## Brief 1
Rewrite the paragraph beginning "What's important to understand" from the article excerpt on Trump and Facebook as a short bulleted list that keeps its main facts.
## Brief 2
In the article excerpt on Trump and Facebook, which site did the "Facebook's Top 10" Twitter account take its data from?
## Brief 3
Continue the article excerpt on Trump and Facebook, picking up after its final sentence.

## Page excerpt

Part of it was Trump’s incessant claims that it had been. Those claims were amplified by his supporters, including those who saw an opportunity to build followers or vacuum up donations. They also were echoed in the broad right-wing media universe, as well, on putative news sites and by commentators who stood to gain the personal benefits that would flow from aligning with Trump’s arguments.
At the time, there was an active Twitter account that grabbed data about Facebook usage from the site Chartbeat, which tracked social media metrics. Called “Facebook’s Top 10,” it showed the points of origin of the 10 most popular link posts (that is, posts with links) on any given day on the social media behemoth.
Between Election Day and Jan. 6, about a third of the 10 most popular link posts were to right-wing sites or activists, including the Trump campaign.
What’s important to understand, though, is that this wasn’t exceptional. It was often the case that right-wing sites such as those run by commentators Ben Shapiro or Dan Bongino saw some of the most popular content. It had been clear since 2016 that social media news about Donald Trump — accurate or exaggerated — fared better than other political content did. The prominence of right-wing voices seemed to reflect that.

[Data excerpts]
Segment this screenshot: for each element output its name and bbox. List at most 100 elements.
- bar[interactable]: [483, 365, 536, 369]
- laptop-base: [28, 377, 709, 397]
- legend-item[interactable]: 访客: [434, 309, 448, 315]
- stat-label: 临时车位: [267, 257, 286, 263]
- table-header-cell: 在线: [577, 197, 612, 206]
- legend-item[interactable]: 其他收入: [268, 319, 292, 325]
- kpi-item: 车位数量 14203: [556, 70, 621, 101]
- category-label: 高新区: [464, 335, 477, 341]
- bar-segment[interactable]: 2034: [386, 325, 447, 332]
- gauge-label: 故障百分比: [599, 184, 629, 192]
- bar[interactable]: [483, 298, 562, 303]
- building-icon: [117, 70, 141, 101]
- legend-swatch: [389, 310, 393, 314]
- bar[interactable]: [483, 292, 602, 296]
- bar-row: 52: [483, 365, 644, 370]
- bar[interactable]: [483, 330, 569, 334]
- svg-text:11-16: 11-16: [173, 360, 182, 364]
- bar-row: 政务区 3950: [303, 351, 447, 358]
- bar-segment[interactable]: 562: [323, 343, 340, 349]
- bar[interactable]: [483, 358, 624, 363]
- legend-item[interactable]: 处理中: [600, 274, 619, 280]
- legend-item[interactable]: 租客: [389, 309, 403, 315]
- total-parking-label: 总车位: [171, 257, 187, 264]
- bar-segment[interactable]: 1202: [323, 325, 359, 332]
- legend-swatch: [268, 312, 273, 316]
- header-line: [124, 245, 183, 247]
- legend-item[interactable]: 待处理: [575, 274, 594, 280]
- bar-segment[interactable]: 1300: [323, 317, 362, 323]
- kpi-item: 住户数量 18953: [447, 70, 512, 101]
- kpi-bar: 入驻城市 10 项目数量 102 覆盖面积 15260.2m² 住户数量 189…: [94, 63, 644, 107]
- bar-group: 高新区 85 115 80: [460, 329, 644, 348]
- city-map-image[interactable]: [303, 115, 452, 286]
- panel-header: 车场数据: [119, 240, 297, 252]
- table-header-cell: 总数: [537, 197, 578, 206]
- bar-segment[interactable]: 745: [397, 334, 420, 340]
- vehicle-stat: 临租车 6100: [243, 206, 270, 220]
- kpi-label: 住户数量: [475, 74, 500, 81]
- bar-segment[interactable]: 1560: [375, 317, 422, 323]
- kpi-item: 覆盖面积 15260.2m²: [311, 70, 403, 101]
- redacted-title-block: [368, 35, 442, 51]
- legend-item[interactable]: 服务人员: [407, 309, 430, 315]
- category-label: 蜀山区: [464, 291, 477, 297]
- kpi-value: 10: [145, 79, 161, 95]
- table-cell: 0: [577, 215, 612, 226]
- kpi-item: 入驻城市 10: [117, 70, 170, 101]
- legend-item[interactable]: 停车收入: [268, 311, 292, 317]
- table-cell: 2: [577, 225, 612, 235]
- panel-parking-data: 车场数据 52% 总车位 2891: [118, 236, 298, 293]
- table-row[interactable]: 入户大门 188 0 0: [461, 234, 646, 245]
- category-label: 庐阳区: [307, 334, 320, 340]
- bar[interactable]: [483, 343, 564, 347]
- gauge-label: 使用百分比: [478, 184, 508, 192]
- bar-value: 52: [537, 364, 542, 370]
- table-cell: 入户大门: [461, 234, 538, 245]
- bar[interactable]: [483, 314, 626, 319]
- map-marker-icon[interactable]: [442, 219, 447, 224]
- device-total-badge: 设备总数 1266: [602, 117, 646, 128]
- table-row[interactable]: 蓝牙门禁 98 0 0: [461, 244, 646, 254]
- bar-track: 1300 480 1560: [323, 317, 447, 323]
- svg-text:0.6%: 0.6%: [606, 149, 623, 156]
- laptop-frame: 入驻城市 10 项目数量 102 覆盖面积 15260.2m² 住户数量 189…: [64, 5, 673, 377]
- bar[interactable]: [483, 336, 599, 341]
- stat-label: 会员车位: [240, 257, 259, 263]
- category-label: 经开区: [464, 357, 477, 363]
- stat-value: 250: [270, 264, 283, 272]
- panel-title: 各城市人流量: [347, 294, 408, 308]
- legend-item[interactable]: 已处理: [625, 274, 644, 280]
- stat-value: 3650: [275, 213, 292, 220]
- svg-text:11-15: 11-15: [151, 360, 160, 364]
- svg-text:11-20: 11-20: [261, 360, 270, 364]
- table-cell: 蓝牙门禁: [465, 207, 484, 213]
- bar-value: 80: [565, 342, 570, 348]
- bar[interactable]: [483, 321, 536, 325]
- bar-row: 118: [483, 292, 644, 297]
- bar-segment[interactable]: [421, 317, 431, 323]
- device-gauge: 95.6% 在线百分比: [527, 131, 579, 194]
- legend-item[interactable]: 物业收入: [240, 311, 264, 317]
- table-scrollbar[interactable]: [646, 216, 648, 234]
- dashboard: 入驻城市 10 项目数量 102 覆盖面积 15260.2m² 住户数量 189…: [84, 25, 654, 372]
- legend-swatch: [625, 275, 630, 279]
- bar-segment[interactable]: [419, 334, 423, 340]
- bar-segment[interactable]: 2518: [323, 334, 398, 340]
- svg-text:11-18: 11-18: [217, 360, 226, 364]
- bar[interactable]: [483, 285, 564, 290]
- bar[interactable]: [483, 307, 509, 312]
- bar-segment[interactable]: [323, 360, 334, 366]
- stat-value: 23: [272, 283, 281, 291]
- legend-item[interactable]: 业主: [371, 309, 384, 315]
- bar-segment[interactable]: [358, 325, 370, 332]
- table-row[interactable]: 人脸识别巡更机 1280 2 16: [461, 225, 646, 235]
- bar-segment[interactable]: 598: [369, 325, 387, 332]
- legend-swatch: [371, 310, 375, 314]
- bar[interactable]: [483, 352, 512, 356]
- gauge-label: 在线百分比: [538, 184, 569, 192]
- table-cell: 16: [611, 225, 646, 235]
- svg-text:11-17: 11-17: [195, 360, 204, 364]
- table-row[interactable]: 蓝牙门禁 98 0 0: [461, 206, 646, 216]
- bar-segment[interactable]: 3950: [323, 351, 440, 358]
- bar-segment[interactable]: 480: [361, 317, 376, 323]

## Response box 1
- This was not exceptional.
- Right-wing sites, such as those run by Ben Shapiro or Dan Bongino, often had some of the most popular content.
- Since 2016, social media news about Donald Trump, whether accurate or exaggerated, had done better than other political content.
- The prominence of right-wing voices seemed to reflect that.

## Response box 2
It took its data from Chartbeat, a site that tracked social media metrics.

## Response box 3
But it was also partly because of decisions made by Facebook. Reporting in 2020 suggested that the company’s tweaks to its algorithms, the code that decides what people see, were weighted to advantage right-wing sites — in part because objective efforts to uproot misinformation disproportionately resulted in right-wing sites being demoted. NPR wrote a story in 2021 noting how Shapiro had built a media empire on top of his Facebook success, thanks to the site’s algorithm and thanks to conservative content driving more of the engagement Facebook sought.
Eventually, though, Facebook decided to scale back how much political content was making its way into people’s feeds. The effect on the top 10 link posts was dramatic. In 2021, links to Shapiro’s page made the top 10 list 235 times. In 2022, he was there 175 times. In 2023? Sixteen times. Bongino went from 173 appearances in 2021 to 30 last year.
(The automated Top 10 account, created by the New York Times’s Kevin Roose, stopped updating last June a few months after Twitter changed how publishers could automatically publish to accounts.)
This history is worth revisiting now because of a report from the Atlantic. Written by Washington Post veteran Paul Farhi, it notes that conservative and right-wing media sites have seen huge drops in traffic.
“The flow of traffic to Donald Trump’s most loyal digital-media boosters isn’t just slowing, as in the rest of the industry; it’s utterly collapsing,” Farhi writes. Who’s to blame? “The obvious culprit,” he writes, “is Facebook.”
The British site PressGazette published data looking at how Facebook’s referral traffic — that is, the links from Facebook to other sites — has dropped across the media landscape. The Washington Post has seen referrals drop, as have right-wing sites such as Fox News and the New York Post.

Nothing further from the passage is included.